#### [SET EXERCISE]
Only a number is wanted: how many lines in these records contain the word "Received"?

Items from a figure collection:
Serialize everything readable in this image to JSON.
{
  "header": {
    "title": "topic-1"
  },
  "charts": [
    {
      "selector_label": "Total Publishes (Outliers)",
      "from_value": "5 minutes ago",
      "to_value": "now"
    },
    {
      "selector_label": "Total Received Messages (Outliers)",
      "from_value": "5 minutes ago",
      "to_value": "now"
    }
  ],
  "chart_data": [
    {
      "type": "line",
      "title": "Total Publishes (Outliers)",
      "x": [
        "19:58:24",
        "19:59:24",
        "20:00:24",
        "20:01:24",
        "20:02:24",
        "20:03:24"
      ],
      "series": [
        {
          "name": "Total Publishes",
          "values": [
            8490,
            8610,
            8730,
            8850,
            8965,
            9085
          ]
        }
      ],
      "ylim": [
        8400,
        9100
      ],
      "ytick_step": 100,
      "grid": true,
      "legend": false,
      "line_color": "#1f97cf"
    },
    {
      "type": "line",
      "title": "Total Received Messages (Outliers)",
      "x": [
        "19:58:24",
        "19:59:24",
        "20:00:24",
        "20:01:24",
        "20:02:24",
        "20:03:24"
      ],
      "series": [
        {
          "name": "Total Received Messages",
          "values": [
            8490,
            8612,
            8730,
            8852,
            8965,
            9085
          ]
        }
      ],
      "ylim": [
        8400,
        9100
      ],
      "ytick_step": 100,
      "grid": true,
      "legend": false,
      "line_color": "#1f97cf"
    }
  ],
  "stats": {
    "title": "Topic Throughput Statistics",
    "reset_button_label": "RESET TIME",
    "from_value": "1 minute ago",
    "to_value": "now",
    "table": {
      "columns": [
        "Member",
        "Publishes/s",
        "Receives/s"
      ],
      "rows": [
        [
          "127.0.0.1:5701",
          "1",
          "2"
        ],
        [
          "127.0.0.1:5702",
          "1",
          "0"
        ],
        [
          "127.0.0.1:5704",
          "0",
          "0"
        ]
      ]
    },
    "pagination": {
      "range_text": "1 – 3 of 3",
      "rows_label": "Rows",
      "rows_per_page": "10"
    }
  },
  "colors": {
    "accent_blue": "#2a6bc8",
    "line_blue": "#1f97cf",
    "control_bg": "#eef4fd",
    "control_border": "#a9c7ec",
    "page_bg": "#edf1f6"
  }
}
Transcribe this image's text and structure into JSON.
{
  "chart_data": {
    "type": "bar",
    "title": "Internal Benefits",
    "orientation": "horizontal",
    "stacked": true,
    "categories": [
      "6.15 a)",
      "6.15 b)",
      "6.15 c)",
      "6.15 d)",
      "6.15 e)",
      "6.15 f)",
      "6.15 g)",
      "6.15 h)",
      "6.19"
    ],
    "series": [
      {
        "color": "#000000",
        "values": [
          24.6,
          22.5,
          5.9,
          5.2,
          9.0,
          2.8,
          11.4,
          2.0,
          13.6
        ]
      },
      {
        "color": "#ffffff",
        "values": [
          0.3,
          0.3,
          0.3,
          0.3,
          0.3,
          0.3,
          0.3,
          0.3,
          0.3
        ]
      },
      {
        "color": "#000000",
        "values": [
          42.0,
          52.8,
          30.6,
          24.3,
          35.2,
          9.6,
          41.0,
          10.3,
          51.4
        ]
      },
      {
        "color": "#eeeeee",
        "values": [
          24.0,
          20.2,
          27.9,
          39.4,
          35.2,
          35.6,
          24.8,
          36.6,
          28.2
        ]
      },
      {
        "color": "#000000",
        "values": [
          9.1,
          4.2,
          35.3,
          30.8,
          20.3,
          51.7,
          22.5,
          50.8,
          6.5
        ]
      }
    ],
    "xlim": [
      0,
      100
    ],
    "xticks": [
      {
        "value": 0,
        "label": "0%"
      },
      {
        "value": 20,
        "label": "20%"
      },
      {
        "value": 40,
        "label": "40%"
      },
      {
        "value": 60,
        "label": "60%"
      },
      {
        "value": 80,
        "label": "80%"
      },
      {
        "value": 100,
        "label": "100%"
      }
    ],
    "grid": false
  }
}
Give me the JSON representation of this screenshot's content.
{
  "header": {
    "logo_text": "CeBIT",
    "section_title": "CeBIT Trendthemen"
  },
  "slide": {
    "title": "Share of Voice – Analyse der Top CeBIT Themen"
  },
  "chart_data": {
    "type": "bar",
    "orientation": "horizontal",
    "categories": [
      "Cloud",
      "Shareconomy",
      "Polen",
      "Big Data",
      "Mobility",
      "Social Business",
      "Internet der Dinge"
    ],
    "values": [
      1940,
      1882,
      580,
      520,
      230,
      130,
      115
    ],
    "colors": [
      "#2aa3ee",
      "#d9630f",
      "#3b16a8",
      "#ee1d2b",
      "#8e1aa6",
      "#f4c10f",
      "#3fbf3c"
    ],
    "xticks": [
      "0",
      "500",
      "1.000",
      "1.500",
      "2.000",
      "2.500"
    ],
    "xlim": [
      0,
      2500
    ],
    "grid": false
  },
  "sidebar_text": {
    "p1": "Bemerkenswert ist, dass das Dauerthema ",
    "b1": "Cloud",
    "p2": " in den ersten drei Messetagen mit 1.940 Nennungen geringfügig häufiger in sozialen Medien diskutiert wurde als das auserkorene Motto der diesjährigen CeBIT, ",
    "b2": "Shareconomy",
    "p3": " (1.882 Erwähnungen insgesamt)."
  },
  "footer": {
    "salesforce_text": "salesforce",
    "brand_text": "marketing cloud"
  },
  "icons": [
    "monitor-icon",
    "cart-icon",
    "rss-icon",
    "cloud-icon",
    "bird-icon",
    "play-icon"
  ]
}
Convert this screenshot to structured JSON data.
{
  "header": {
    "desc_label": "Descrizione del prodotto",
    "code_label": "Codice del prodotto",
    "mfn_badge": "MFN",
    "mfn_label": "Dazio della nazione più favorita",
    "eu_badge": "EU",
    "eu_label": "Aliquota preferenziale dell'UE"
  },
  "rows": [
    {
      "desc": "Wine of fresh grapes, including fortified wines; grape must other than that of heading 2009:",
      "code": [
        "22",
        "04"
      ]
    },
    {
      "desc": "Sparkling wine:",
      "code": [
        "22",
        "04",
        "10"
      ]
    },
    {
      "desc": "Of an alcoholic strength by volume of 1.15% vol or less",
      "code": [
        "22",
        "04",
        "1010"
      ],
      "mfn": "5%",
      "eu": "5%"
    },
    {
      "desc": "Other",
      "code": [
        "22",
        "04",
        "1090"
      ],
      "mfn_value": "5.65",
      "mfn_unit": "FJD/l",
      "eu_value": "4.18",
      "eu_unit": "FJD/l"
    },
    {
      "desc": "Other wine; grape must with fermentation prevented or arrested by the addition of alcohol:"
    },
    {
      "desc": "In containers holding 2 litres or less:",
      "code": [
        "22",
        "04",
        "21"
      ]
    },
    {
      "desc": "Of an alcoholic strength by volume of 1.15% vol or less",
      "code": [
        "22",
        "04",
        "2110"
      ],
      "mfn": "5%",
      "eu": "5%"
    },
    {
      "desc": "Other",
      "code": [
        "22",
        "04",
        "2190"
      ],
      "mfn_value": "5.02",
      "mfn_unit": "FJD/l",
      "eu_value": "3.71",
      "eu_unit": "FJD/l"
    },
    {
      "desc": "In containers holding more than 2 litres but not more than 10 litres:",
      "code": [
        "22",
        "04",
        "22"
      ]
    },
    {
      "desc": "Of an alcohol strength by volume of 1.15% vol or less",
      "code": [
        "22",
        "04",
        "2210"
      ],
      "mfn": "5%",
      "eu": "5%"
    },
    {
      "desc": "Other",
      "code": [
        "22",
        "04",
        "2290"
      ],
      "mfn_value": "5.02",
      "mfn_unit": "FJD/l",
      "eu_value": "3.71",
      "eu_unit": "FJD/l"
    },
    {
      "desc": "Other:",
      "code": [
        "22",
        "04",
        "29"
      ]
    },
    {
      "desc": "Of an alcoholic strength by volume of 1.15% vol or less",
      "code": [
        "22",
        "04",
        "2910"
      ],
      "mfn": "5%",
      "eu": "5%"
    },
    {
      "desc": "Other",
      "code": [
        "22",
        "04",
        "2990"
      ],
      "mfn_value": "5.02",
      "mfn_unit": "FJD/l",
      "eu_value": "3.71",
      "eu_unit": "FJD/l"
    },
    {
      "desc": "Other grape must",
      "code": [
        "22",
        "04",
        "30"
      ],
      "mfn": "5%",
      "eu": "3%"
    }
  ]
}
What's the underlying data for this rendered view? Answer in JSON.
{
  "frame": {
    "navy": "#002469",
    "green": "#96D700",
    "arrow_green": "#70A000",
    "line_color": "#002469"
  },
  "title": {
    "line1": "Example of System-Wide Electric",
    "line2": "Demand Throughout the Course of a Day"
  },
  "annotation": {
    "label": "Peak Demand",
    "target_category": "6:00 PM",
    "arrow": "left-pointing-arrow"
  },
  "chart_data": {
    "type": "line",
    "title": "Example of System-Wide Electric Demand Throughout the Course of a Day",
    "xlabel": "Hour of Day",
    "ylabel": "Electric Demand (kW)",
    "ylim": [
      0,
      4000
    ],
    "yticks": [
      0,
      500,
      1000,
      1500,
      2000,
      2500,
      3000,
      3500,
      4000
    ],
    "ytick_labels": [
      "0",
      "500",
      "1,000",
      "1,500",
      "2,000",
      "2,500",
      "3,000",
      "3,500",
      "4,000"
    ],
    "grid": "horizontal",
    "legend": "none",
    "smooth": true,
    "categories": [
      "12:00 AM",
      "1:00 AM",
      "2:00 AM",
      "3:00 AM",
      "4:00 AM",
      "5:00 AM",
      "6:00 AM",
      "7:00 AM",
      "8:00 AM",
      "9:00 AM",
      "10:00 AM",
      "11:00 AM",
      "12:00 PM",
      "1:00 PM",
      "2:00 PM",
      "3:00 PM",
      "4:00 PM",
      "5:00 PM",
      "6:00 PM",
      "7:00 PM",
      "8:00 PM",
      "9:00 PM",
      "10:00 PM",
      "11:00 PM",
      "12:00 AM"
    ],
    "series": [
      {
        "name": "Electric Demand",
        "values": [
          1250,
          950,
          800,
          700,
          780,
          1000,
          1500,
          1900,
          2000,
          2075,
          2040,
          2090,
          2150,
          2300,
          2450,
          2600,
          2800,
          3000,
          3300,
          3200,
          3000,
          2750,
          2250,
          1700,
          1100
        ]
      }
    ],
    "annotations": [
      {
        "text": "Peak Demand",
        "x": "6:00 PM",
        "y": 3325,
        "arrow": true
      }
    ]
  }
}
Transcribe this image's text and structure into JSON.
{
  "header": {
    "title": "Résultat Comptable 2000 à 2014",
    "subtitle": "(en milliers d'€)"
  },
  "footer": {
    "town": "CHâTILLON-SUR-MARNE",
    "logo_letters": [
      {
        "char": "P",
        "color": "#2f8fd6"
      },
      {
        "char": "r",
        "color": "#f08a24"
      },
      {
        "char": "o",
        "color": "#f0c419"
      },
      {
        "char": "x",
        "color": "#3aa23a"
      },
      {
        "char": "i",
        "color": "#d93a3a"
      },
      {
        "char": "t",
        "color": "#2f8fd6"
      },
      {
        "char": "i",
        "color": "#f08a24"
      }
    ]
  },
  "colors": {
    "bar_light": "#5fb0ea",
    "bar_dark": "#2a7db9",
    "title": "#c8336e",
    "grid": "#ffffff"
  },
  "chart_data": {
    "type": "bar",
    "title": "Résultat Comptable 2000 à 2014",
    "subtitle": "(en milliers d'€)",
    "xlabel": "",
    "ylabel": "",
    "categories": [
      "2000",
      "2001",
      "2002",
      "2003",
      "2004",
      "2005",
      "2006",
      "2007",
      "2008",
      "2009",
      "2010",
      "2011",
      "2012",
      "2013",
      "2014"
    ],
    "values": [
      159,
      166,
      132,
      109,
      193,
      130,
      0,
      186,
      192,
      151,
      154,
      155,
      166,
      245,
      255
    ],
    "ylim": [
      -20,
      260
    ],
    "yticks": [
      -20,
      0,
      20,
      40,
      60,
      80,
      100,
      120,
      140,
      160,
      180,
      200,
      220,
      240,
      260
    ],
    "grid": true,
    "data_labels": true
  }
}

#### [OUTPUT OF THE EXERCISE]
3